PROMPT ▸ Report each line of the entries that includes "monosaccharides" by copying it.
======
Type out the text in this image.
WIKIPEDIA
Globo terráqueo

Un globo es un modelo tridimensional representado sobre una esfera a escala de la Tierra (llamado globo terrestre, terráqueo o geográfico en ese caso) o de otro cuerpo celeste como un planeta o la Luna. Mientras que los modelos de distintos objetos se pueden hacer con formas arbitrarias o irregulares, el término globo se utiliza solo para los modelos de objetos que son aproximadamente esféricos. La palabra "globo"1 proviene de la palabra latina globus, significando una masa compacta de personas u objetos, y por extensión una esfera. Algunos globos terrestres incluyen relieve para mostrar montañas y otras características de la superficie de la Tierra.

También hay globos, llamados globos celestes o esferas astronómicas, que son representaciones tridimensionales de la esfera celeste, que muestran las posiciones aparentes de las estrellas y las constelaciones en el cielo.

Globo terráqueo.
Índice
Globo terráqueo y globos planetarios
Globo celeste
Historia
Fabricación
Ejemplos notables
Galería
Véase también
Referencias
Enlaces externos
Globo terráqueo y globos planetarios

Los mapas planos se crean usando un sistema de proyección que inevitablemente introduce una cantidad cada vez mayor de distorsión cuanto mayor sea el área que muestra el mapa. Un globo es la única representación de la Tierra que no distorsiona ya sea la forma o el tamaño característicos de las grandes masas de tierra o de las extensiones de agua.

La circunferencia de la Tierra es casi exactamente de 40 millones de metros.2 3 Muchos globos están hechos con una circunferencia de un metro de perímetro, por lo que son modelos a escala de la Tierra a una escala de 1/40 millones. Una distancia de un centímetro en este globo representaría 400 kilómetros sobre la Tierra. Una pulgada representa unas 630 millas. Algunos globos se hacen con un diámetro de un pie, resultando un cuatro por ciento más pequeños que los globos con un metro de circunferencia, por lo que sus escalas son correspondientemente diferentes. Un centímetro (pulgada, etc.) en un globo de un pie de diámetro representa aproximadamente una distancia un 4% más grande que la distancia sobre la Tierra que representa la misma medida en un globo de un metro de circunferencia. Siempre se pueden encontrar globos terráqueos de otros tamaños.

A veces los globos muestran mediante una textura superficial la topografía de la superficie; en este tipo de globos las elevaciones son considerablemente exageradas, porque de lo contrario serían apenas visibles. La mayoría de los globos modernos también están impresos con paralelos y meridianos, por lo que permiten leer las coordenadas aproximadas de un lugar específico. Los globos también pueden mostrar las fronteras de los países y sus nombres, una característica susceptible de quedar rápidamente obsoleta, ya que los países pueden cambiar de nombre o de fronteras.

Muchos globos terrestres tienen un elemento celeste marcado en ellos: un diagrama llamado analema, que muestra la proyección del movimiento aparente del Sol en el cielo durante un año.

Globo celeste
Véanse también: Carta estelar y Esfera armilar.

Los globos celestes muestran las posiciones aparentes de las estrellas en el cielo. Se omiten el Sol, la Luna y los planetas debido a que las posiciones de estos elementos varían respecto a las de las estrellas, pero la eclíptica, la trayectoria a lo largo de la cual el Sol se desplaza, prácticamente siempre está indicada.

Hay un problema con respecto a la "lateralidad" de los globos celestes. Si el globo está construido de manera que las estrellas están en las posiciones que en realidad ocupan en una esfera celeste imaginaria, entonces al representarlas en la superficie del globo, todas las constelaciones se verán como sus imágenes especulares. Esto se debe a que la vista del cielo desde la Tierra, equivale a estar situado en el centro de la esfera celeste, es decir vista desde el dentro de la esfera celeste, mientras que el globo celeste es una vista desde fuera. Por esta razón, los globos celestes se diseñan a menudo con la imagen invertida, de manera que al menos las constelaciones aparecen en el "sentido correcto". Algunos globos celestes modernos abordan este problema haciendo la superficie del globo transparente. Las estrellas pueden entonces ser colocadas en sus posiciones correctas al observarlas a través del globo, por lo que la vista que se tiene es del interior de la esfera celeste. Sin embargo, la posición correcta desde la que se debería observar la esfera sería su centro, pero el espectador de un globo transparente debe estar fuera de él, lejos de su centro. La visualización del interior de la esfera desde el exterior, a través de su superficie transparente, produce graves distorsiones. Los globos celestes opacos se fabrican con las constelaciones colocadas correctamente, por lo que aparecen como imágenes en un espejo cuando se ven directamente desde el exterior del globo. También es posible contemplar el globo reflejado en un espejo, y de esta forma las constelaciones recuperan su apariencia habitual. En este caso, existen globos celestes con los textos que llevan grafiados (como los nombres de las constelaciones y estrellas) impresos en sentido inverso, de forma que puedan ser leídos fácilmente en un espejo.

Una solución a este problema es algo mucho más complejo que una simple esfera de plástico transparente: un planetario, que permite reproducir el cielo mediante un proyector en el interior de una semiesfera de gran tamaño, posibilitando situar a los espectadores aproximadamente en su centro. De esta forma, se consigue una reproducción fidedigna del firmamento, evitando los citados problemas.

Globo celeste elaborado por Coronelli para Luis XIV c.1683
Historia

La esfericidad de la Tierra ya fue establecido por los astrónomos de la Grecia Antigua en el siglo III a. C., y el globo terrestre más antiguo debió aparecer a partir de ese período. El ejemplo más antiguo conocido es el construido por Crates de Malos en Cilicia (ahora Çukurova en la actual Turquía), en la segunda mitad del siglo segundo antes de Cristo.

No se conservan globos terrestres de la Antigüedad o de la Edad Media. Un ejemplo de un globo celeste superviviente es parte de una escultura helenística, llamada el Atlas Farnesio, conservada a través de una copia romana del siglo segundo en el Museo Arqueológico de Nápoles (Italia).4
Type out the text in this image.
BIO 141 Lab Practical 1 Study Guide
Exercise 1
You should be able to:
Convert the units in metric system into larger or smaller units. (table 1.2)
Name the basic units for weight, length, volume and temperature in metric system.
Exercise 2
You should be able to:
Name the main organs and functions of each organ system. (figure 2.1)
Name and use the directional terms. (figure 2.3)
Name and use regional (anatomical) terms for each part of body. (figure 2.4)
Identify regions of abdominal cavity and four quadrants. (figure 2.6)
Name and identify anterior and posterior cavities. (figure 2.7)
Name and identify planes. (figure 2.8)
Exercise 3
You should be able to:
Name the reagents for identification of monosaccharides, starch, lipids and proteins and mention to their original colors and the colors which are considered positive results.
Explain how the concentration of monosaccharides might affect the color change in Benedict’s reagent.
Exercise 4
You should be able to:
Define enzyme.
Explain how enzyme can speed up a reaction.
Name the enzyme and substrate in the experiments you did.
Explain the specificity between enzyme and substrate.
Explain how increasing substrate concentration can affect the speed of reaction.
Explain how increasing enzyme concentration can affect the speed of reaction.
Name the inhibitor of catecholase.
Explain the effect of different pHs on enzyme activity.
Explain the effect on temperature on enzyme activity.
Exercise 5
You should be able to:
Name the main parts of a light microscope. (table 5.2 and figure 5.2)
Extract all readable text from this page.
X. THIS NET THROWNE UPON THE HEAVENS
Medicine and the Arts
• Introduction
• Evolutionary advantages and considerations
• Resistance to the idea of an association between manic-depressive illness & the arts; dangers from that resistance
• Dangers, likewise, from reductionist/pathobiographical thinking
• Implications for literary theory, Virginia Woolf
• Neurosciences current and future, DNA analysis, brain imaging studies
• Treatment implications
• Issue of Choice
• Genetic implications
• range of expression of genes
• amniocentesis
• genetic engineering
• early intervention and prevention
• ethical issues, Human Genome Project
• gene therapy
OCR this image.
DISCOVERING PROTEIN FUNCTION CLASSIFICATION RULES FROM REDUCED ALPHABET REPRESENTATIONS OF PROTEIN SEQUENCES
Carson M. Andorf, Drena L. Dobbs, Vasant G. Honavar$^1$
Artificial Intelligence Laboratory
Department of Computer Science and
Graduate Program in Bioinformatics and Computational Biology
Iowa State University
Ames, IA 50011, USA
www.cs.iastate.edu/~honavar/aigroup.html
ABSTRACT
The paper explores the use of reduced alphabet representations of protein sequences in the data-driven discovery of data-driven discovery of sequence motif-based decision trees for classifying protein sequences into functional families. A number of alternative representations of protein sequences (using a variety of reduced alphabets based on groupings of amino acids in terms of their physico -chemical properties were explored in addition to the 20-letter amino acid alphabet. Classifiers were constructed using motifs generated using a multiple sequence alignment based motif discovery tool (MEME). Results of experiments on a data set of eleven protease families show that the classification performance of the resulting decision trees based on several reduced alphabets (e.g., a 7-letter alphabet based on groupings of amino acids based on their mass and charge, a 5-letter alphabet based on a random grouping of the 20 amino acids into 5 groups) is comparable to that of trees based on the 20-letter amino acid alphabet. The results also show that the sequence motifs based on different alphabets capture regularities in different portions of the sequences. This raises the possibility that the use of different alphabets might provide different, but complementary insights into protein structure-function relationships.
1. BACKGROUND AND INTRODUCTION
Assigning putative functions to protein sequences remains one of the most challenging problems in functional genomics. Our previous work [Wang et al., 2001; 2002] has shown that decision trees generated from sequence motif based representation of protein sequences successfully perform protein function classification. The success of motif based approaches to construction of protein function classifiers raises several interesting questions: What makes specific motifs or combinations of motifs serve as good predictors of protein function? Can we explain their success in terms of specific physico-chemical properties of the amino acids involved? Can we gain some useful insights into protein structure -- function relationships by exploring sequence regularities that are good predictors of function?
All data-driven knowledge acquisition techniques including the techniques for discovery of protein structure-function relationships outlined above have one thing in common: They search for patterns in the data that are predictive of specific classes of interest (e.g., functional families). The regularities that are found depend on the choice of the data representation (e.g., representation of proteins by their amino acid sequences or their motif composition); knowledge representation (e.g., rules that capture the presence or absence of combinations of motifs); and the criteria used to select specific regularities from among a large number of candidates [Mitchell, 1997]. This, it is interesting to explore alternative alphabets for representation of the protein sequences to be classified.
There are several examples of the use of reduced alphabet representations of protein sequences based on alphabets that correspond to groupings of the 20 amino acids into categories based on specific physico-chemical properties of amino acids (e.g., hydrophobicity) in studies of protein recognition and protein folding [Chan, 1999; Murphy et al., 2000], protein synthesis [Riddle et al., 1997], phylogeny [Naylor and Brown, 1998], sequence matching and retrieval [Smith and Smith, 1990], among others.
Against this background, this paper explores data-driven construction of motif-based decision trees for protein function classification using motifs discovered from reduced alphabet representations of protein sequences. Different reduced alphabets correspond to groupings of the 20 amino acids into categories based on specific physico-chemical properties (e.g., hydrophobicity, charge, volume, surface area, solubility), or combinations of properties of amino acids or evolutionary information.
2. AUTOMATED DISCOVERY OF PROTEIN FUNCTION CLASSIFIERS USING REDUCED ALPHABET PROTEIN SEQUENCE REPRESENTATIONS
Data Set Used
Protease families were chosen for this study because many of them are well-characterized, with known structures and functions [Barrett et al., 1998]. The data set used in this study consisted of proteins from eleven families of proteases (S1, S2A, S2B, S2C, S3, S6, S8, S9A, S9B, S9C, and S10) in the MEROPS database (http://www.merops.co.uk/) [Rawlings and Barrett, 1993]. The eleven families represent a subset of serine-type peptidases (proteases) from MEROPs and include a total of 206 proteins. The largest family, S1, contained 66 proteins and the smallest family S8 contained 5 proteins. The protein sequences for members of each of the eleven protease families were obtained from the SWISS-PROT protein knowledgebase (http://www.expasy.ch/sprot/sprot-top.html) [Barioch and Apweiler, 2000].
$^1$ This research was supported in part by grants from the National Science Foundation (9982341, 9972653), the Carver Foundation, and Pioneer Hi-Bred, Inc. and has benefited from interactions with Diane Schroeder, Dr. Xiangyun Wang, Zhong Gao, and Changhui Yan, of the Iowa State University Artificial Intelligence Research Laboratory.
======
REPLY TO THE TASK ▸
Name the reagents for identification of monosaccharides, starch, lipids and proteins and mention to their original colors and the colors which are considered positive results.
Explain how the concentration of monosaccharides might affect the color change in Benedict’s reagent.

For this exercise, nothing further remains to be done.